-- Begin --
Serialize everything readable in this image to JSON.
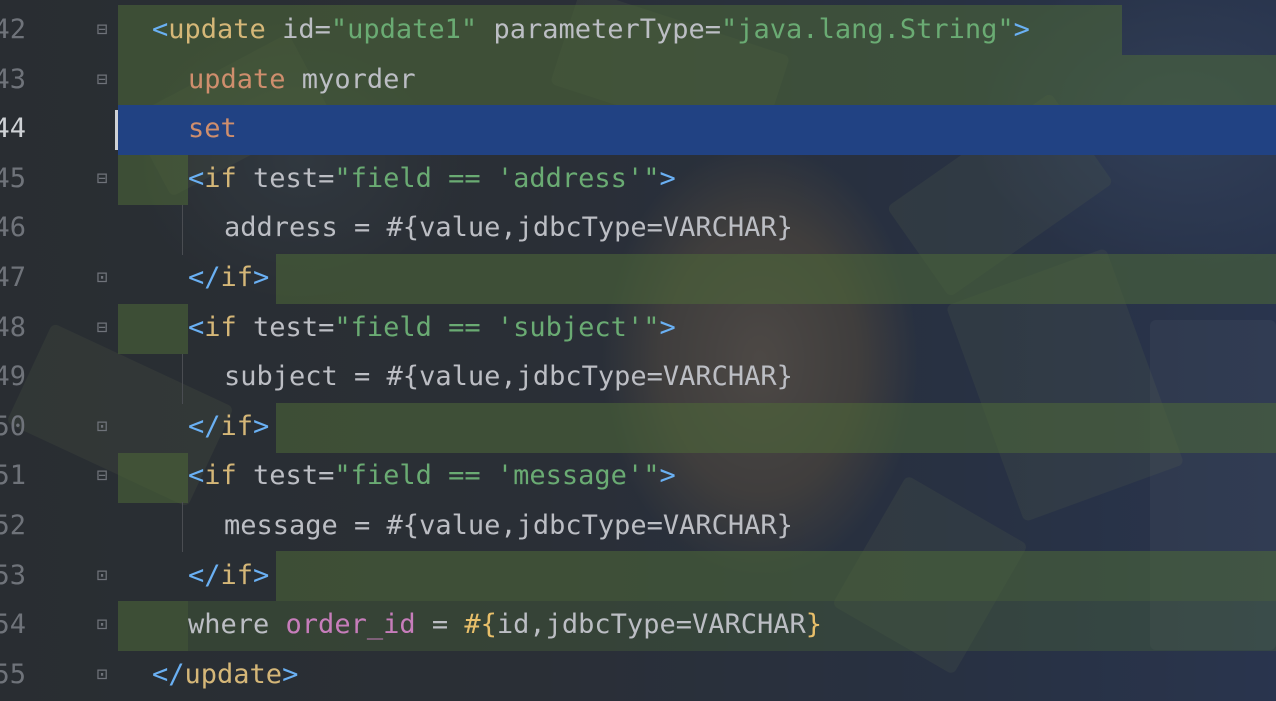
{
  "editor": {
    "current_line": "44",
    "lines": [
      {
        "num": "42",
        "tokens": [
          [
            "tok-br",
            "<"
          ],
          [
            "tok-tag",
            "update"
          ],
          [
            "tok-plain",
            " "
          ],
          [
            "tok-attr",
            "id"
          ],
          [
            "tok-plain",
            "="
          ],
          [
            "tok-str",
            "\"update1\""
          ],
          [
            "tok-plain",
            " "
          ],
          [
            "tok-attr",
            "parameterType"
          ],
          [
            "tok-plain",
            "="
          ],
          [
            "tok-str",
            "\"java.lang.String\""
          ],
          [
            "tok-br",
            ">"
          ]
        ]
      },
      {
        "num": "43",
        "tokens": [
          [
            "tok-kw",
            "update"
          ],
          [
            "tok-plain",
            " myorder"
          ]
        ]
      },
      {
        "num": "44",
        "tokens": [
          [
            "tok-kw",
            "set"
          ]
        ]
      },
      {
        "num": "45",
        "tokens": [
          [
            "tok-br",
            "<"
          ],
          [
            "tok-tag",
            "if"
          ],
          [
            "tok-plain",
            " "
          ],
          [
            "tok-attr",
            "test"
          ],
          [
            "tok-plain",
            "="
          ],
          [
            "tok-str",
            "\"field == 'address'\""
          ],
          [
            "tok-br",
            ">"
          ]
        ]
      },
      {
        "num": "46",
        "tokens": [
          [
            "tok-plain",
            "address = #{value,jdbcType=VARCHAR}"
          ]
        ]
      },
      {
        "num": "47",
        "tokens": [
          [
            "tok-br",
            "</"
          ],
          [
            "tok-tag",
            "if"
          ],
          [
            "tok-br",
            ">"
          ]
        ]
      },
      {
        "num": "48",
        "tokens": [
          [
            "tok-br",
            "<"
          ],
          [
            "tok-tag",
            "if"
          ],
          [
            "tok-plain",
            " "
          ],
          [
            "tok-attr",
            "test"
          ],
          [
            "tok-plain",
            "="
          ],
          [
            "tok-str",
            "\"field == 'subject'\""
          ],
          [
            "tok-br",
            ">"
          ]
        ]
      },
      {
        "num": "49",
        "tokens": [
          [
            "tok-plain",
            "subject = #{value,jdbcType=VARCHAR}"
          ]
        ]
      },
      {
        "num": "50",
        "tokens": [
          [
            "tok-br",
            "</"
          ],
          [
            "tok-tag",
            "if"
          ],
          [
            "tok-br",
            ">"
          ]
        ]
      },
      {
        "num": "51",
        "tokens": [
          [
            "tok-br",
            "<"
          ],
          [
            "tok-tag",
            "if"
          ],
          [
            "tok-plain",
            " "
          ],
          [
            "tok-attr",
            "test"
          ],
          [
            "tok-plain",
            "="
          ],
          [
            "tok-str",
            "\"field == 'message'\""
          ],
          [
            "tok-br",
            ">"
          ]
        ]
      },
      {
        "num": "52",
        "tokens": [
          [
            "tok-plain",
            "message = #{value,jdbcType=VARCHAR}"
          ]
        ]
      },
      {
        "num": "53",
        "tokens": [
          [
            "tok-br",
            "</"
          ],
          [
            "tok-tag",
            "if"
          ],
          [
            "tok-br",
            ">"
          ]
        ]
      },
      {
        "num": "54",
        "tokens": [
          [
            "tok-plain",
            "where "
          ],
          [
            "tok-purple",
            "order_id"
          ],
          [
            "tok-plain",
            " = "
          ],
          [
            "tok-yellow",
            "#{"
          ],
          [
            "tok-plain",
            "id,jdbcType=VARCHAR"
          ],
          [
            "tok-yellow",
            "}"
          ]
        ]
      },
      {
        "num": "55",
        "tokens": [
          [
            "tok-br",
            "</"
          ],
          [
            "tok-tag",
            "update"
          ],
          [
            "tok-br",
            ">"
          ]
        ]
      }
    ]
  },
  "colors": {
    "selection": "#214283",
    "tag": "#d5b778",
    "bracket": "#6ab0f3",
    "string": "#6aab73",
    "keyword": "#cf8e6d"
  }
}
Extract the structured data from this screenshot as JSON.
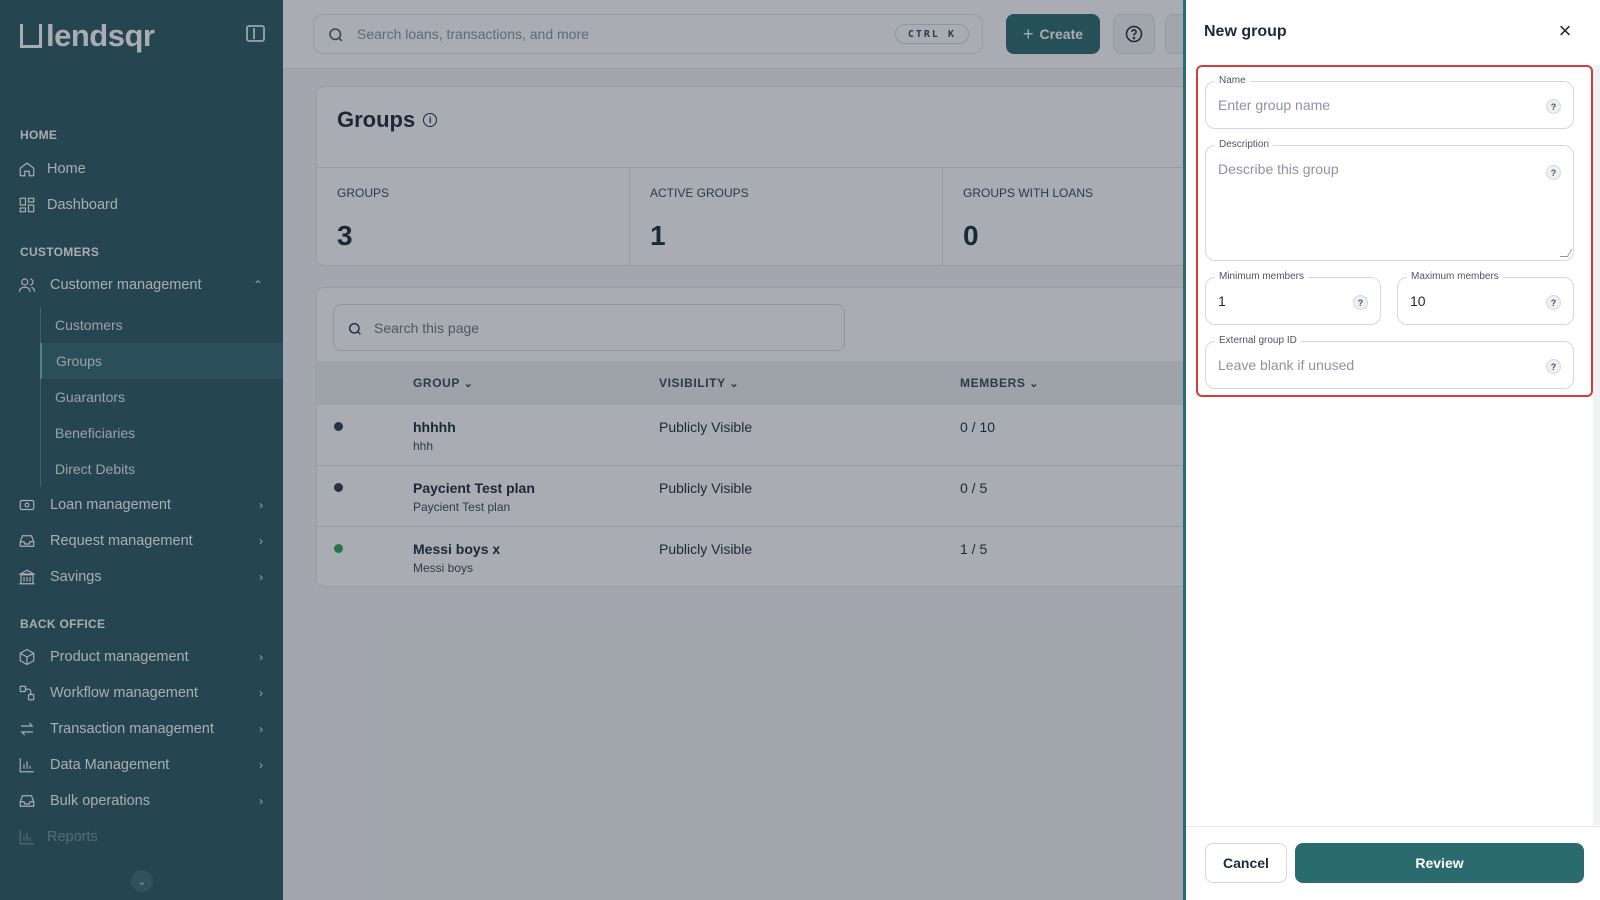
{
  "app": {
    "logo_text": "lendsqr"
  },
  "topbar": {
    "search_placeholder": "Search loans, transactions, and more",
    "shortcut": "CTRL K",
    "create_label": "Create"
  },
  "sidebar": {
    "sections": {
      "home": "HOME",
      "customers": "CUSTOMERS",
      "back_office": "BACK OFFICE"
    },
    "home_items": [
      {
        "label": "Home",
        "icon": "home-icon"
      },
      {
        "label": "Dashboard",
        "icon": "dashboard-icon"
      }
    ],
    "customer_management": {
      "label": "Customer management",
      "icon": "users-icon"
    },
    "customer_sub": [
      "Customers",
      "Groups",
      "Guarantors",
      "Beneficiaries",
      "Direct Debits"
    ],
    "customer_items": [
      {
        "label": "Loan management",
        "icon": "loan-icon"
      },
      {
        "label": "Request management",
        "icon": "inbox-icon"
      },
      {
        "label": "Savings",
        "icon": "bank-icon"
      }
    ],
    "back_office_items": [
      {
        "label": "Product management",
        "icon": "box-icon"
      },
      {
        "label": "Workflow management",
        "icon": "workflow-icon"
      },
      {
        "label": "Transaction management",
        "icon": "transfer-icon"
      },
      {
        "label": "Data Management",
        "icon": "chart-icon"
      },
      {
        "label": "Bulk operations",
        "icon": "inbox-icon"
      },
      {
        "label": "Reports",
        "icon": "chart-icon"
      }
    ]
  },
  "groups_page": {
    "title": "Groups",
    "stats": [
      {
        "label": "GROUPS",
        "value": "3"
      },
      {
        "label": "ACTIVE GROUPS",
        "value": "1"
      },
      {
        "label": "GROUPS WITH LOANS",
        "value": "0"
      }
    ],
    "search_placeholder": "Search this page",
    "columns": [
      "GROUP",
      "VISIBILITY",
      "MEMBERS"
    ],
    "rows": [
      {
        "name": "hhhhh",
        "desc": "hhh",
        "visibility": "Publicly Visible",
        "members": "0 / 10",
        "status_color": "#2e3b52"
      },
      {
        "name": "Paycient Test plan",
        "desc": "Paycient Test plan",
        "visibility": "Publicly Visible",
        "members": "0 / 5",
        "status_color": "#2e3b52"
      },
      {
        "name": "Messi boys x",
        "desc": "Messi boys",
        "visibility": "Publicly Visible",
        "members": "1 / 5",
        "status_color": "#2fa84f"
      }
    ]
  },
  "drawer": {
    "title": "New group",
    "fields": {
      "name": {
        "label": "Name",
        "placeholder": "Enter group name"
      },
      "description": {
        "label": "Description",
        "placeholder": "Describe this group"
      },
      "min_members": {
        "label": "Minimum members",
        "value": "1"
      },
      "max_members": {
        "label": "Maximum members",
        "value": "10"
      },
      "external_id": {
        "label": "External group ID",
        "placeholder": "Leave blank if unused"
      }
    },
    "cancel_label": "Cancel",
    "review_label": "Review"
  },
  "colors": {
    "brand": "#2a5a63",
    "primary": "#2a6b6e",
    "highlight": "#d63c3c"
  }
}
-- End --
- STATED EXERCISE -
Restate the records above in full, word for word. Keep pictures out.

- OUTPUT OF THE EXERCISE -
Serialize everything readable in this image to JSON.
{
  "editor": {
    "current_line": "44",
    "lines": [
      {
        "num": "42",
        "tokens": [
          [
            "tok-br",
            "<"
          ],
          [
            "tok-tag",
            "update"
          ],
          [
            "tok-plain",
            " "
          ],
          [
            "tok-attr",
            "id"
          ],
          [
            "tok-plain",
            "="
          ],
          [
            "tok-str",
            "\"update1\""
          ],
          [
            "tok-plain",
            " "
          ],
          [
            "tok-attr",
            "parameterType"
          ],
          [
            "tok-plain",
            "="
          ],
          [
            "tok-str",
            "\"java.lang.String\""
          ],
          [
            "tok-br",
            ">"
          ]
        ]
      },
      {
        "num": "43",
        "tokens": [
          [
            "tok-kw",
            "update"
          ],
          [
            "tok-plain",
            " myorder"
          ]
        ]
      },
      {
        "num": "44",
        "tokens": [
          [
            "tok-kw",
            "set"
          ]
        ]
      },
      {
        "num": "45",
        "tokens": [
          [
            "tok-br",
            "<"
          ],
          [
            "tok-tag",
            "if"
          ],
          [
            "tok-plain",
            " "
          ],
          [
            "tok-attr",
            "test"
          ],
          [
            "tok-plain",
            "="
          ],
          [
            "tok-str",
            "\"field == 'address'\""
          ],
          [
            "tok-br",
            ">"
          ]
        ]
      },
      {
        "num": "46",
        "tokens": [
          [
            "tok-plain",
            "address = #{value,jdbcType=VARCHAR}"
          ]
        ]
      },
      {
        "num": "47",
        "tokens": [
          [
            "tok-br",
            "</"
          ],
          [
            "tok-tag",
            "if"
          ],
          [
            "tok-br",
            ">"
          ]
        ]
      },
      {
        "num": "48",
        "tokens": [
          [
            "tok-br",
            "<"
          ],
          [
            "tok-tag",
            "if"
          ],
          [
            "tok-plain",
            " "
          ],
          [
            "tok-attr",
            "test"
          ],
          [
            "tok-plain",
            "="
          ],
          [
            "tok-str",
            "\"field == 'subject'\""
          ],
          [
            "tok-br",
            ">"
          ]
        ]
      },
      {
        "num": "49",
        "tokens": [
          [
            "tok-plain",
            "subject = #{value,jdbcType=VARCHAR}"
          ]
        ]
      },
      {
        "num": "50",
        "tokens": [
          [
            "tok-br",
            "</"
          ],
          [
            "tok-tag",
            "if"
          ],
          [
            "tok-br",
            ">"
          ]
        ]
      },
      {
        "num": "51",
        "tokens": [
          [
            "tok-br",
            "<"
          ],
          [
            "tok-tag",
            "if"
          ],
          [
            "tok-plain",
            " "
          ],
          [
            "tok-attr",
            "test"
          ],
          [
            "tok-plain",
            "="
          ],
          [
            "tok-str",
            "\"field == 'message'\""
          ],
          [
            "tok-br",
            ">"
          ]
        ]
      },
      {
        "num": "52",
        "tokens": [
          [
            "tok-plain",
            "message = #{value,jdbcType=VARCHAR}"
          ]
        ]
      },
      {
        "num": "53",
        "tokens": [
          [
            "tok-br",
            "</"
          ],
          [
            "tok-tag",
            "if"
          ],
          [
            "tok-br",
            ">"
          ]
        ]
      },
      {
        "num": "54",
        "tokens": [
          [
            "tok-plain",
            "where "
          ],
          [
            "tok-purple",
            "order_id"
          ],
          [
            "tok-plain",
            " = "
          ],
          [
            "tok-yellow",
            "#{"
          ],
          [
            "tok-plain",
            "id,jdbcType=VARCHAR"
          ],
          [
            "tok-yellow",
            "}"
          ]
        ]
      },
      {
        "num": "55",
        "tokens": [
          [
            "tok-br",
            "</"
          ],
          [
            "tok-tag",
            "update"
          ],
          [
            "tok-br",
            ">"
          ]
        ]
      }
    ]
  },
  "colors": {
    "selection": "#214283",
    "tag": "#d5b778",
    "bracket": "#6ab0f3",
    "string": "#6aab73",
    "keyword": "#cf8e6d"
  }
}
Extract the structured data from this screenshot as JSON.
{
  "app": {
    "logo_text": "lendsqr"
  },
  "topbar": {
    "search_placeholder": "Search loans, transactions, and more",
    "shortcut": "CTRL K",
    "create_label": "Create"
  },
  "sidebar": {
    "sections": {
      "home": "HOME",
      "customers": "CUSTOMERS",
      "back_office": "BACK OFFICE"
    },
    "home_items": [
      {
        "label": "Home",
        "icon": "home-icon"
      },
      {
        "label": "Dashboard",
        "icon": "dashboard-icon"
      }
    ],
    "customer_management": {
      "label": "Customer management",
      "icon": "users-icon"
    },
    "customer_sub": [
      "Customers",
      "Groups",
      "Guarantors",
      "Beneficiaries",
      "Direct Debits"
    ],
    "customer_items": [
      {
        "label": "Loan management",
        "icon": "loan-icon"
      },
      {
        "label": "Request management",
        "icon": "inbox-icon"
      },
      {
        "label": "Savings",
        "icon": "bank-icon"
      }
    ],
    "back_office_items": [
      {
        "label": "Product management",
        "icon": "box-icon"
      },
      {
        "label": "Workflow management",
        "icon": "workflow-icon"
      },
      {
        "label": "Transaction management",
        "icon": "transfer-icon"
      },
      {
        "label": "Data Management",
        "icon": "chart-icon"
      },
      {
        "label": "Bulk operations",
        "icon": "inbox-icon"
      },
      {
        "label": "Reports",
        "icon": "chart-icon"
      }
    ]
  },
  "groups_page": {
    "title": "Groups",
    "stats": [
      {
        "label": "GROUPS",
        "value": "3"
      },
      {
        "label": "ACTIVE GROUPS",
        "value": "1"
      },
      {
        "label": "GROUPS WITH LOANS",
        "value": "0"
      }
    ],
    "search_placeholder": "Search this page",
    "columns": [
      "GROUP",
      "VISIBILITY",
      "MEMBERS"
    ],
    "rows": [
      {
        "name": "hhhhh",
        "desc": "hhh",
        "visibility": "Publicly Visible",
        "members": "0 / 10",
        "status_color": "#2e3b52"
      },
      {
        "name": "Paycient Test plan",
        "desc": "Paycient Test plan",
        "visibility": "Publicly Visible",
        "members": "0 / 5",
        "status_color": "#2e3b52"
      },
      {
        "name": "Messi boys x",
        "desc": "Messi boys",
        "visibility": "Publicly Visible",
        "members": "1 / 5",
        "status_color": "#2fa84f"
      }
    ]
  },
  "drawer": {
    "title": "New group",
    "fields": {
      "name": {
        "label": "Name",
        "placeholder": "Enter group name"
      },
      "description": {
        "label": "Description",
        "placeholder": "Describe this group"
      },
      "min_members": {
        "label": "Minimum members",
        "value": "1"
      },
      "max_members": {
        "label": "Maximum members",
        "value": "10"
      },
      "external_id": {
        "label": "External group ID",
        "placeholder": "Leave blank if unused"
      }
    },
    "cancel_label": "Cancel",
    "review_label": "Review"
  },
  "colors": {
    "brand": "#2a5a63",
    "primary": "#2a6b6e",
    "highlight": "#d63c3c"
  }
}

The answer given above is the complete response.